Ace Attorney soll den Cannabiskonsum junger Leute beeinflussen

Der Name bezieht sich auf eine in Japan und unter Spielern allseits bekannten Figur und Serie, einen echten Beststeller aus dem House Capcom. Vom Konzern gab es dazu nun eine Meldung, dass man in Zusammenarbeit mit der Polizei von Osaka eine Kampagne starten wird gegen das Kiffen. Diese Kooperation steht schon seit rund acht Jahren, aber bis dato waren Haschisch und Marihuna kein Thema.

Warum also ausgerechnet jetzt solche Aktionen gegen den Hanf, der bekanntlich selbst im verknöcherten Deutschland kommendes Jahr legalisiert wird? Orientieren sich die Japaner etwa an China, wo jüngst sogar nicht berauschende CBD Produkte verboten wurden als leicht zu durchschauendes „Gegenmodell“ zum verhassten Westen und seiner liberalen Drogenpolitik?

(Bereitgestelltes Material):
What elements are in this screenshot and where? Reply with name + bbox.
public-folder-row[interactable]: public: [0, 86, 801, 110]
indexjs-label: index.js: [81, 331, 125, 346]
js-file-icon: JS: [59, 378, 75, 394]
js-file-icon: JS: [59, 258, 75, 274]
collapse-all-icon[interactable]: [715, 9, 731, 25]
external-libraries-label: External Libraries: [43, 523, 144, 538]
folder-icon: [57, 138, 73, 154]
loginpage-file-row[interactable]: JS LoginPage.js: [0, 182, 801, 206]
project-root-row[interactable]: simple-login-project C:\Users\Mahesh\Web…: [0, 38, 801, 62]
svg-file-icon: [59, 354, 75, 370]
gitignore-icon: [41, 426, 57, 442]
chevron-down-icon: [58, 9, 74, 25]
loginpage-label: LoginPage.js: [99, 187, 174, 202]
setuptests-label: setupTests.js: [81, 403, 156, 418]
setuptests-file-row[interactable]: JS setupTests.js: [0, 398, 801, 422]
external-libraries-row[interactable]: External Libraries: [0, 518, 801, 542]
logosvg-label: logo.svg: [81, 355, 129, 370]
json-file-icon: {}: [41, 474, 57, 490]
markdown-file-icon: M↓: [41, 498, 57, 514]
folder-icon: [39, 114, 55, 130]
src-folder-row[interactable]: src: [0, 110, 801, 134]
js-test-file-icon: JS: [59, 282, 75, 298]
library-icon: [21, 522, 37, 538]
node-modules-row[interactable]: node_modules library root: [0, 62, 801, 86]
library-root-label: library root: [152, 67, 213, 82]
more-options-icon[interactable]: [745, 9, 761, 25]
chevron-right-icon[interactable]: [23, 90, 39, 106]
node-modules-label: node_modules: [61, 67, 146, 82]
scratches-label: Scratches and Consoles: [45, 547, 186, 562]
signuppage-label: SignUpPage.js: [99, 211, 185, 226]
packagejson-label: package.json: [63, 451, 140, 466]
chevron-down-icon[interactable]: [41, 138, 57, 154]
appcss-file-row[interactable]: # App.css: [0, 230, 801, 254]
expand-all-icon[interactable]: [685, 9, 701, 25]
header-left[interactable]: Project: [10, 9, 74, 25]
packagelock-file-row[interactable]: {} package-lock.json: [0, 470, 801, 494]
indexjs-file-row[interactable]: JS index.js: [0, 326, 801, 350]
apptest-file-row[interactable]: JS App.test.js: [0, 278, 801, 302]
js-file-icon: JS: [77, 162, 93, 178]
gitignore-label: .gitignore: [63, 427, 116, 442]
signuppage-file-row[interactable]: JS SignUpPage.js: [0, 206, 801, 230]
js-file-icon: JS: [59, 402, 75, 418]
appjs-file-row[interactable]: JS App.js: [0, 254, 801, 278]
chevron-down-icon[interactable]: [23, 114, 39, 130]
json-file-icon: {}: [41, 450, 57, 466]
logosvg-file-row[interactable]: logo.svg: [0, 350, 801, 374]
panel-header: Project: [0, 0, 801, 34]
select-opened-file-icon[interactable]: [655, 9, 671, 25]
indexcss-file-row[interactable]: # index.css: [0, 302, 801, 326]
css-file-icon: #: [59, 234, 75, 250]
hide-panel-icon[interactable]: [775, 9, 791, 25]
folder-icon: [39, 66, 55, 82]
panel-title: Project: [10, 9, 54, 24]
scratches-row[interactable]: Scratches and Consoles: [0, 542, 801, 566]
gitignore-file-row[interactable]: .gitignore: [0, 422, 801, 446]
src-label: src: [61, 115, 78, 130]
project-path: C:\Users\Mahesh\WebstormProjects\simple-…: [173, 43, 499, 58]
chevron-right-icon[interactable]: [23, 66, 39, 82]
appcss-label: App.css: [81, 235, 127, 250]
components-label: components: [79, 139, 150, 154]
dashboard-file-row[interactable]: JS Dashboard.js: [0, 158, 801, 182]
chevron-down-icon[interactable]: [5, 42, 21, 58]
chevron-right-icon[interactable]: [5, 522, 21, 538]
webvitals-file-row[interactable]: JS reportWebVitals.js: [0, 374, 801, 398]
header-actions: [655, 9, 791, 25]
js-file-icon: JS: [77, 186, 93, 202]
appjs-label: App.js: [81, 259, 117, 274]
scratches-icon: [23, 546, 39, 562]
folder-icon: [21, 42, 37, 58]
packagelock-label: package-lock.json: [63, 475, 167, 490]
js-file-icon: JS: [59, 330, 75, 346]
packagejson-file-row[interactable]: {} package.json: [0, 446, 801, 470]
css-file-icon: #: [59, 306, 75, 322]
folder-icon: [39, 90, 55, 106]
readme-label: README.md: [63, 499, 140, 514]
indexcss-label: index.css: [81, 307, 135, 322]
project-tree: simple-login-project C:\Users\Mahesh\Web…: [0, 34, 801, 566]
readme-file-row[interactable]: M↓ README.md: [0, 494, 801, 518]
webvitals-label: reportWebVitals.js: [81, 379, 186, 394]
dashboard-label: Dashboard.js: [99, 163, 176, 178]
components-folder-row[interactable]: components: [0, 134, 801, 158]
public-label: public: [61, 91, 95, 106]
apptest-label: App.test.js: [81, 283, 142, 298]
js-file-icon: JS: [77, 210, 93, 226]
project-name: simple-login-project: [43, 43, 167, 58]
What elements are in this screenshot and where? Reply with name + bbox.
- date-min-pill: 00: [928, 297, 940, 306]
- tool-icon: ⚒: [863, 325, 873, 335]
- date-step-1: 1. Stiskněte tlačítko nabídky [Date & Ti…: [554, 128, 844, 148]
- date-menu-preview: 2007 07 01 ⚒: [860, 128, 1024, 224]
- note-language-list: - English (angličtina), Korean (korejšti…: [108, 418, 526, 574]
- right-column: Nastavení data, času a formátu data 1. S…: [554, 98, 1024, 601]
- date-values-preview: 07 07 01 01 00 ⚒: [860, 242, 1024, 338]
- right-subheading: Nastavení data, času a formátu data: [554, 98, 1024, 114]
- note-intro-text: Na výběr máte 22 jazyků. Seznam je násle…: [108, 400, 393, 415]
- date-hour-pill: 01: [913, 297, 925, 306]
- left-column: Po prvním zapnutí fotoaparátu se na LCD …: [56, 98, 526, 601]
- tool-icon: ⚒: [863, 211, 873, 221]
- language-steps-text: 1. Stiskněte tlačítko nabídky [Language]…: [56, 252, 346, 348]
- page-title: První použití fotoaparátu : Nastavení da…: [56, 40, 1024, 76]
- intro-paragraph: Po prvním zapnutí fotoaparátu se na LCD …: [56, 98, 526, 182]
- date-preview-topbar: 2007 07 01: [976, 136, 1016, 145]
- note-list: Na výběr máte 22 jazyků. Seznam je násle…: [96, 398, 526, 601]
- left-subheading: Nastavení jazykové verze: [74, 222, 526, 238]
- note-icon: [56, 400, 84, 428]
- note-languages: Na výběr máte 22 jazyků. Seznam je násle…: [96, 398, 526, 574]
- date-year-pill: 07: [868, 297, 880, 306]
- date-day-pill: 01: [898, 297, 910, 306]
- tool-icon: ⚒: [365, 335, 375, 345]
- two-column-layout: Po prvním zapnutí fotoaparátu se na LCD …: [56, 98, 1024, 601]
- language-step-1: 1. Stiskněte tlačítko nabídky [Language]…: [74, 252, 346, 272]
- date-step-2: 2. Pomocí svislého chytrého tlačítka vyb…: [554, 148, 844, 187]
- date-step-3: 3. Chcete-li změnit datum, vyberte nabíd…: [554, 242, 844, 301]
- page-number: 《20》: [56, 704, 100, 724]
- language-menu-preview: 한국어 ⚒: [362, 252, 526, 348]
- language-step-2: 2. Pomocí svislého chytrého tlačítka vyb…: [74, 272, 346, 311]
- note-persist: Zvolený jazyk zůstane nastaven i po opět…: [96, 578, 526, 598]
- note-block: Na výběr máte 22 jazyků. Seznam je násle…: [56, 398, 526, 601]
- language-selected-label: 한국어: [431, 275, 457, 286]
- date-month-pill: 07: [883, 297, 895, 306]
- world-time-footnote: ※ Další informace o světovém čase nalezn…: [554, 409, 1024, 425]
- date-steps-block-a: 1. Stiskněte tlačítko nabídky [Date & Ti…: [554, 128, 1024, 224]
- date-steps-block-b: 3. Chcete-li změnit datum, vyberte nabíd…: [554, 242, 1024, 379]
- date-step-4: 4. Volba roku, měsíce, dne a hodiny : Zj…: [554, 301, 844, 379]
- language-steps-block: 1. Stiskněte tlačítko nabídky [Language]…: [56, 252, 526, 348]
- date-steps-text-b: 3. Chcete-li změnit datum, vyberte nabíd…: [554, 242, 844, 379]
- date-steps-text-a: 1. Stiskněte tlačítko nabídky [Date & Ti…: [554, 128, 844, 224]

(Aufgaben):
**a)** Nenne alle Länder, die im Textauszug zur Kampagne gegen das Kiffen vorkommen.
**b)** Schreib den Textauszug zur Kampagne gegen das Kiffen ab seinem letzten Satz weiter.
Die Datensätze sind eigenes Material und gehören nicht zum Textauszug.

(Lösungen):
**a)** Japan, Deutschland, China

**b)**
Kiffen bleibt in Japan immer noch kriminalisiert

Berichten von Cops und Politikern zufolge steigt der Cannabis Konsum im Land der aufgehenden Sonne und statt hier mehr Respekt gegenüber zwar jungen, aber erwachsenen Bürgern zu zeigen wird gedroht wie das ja auch bei uns unter den Merkel Regierungen der Fall gewesen ist. Poster und Flyer sollen mit den Visagen der Charaktere aus der Spieleserie rund um „The Great Ace Attorney Chronicles“ bestückt werden und Stimmung gegen Hanf machen!

Zu sehen sein werden diese Kunstwerke dann in Schulen, auf Polizeistationen, haha und in der allgegenwärtigen U-Bahn von Osaka. Der Titelheld soll cartoonmäßig mit dem großgeschriebenen Wörtchen „No“ überzeugen und wir müssen da gleich an die absurde, völlig sinnlose Kampagne in den 1980er Jahren denken, als Nancy Reagan im Gefolge vom damaligen „War on Drugs“ schwer süchtigen Crack-Abhängigen riet, einfach nein zu sagen im Kampf gegen die Sucht.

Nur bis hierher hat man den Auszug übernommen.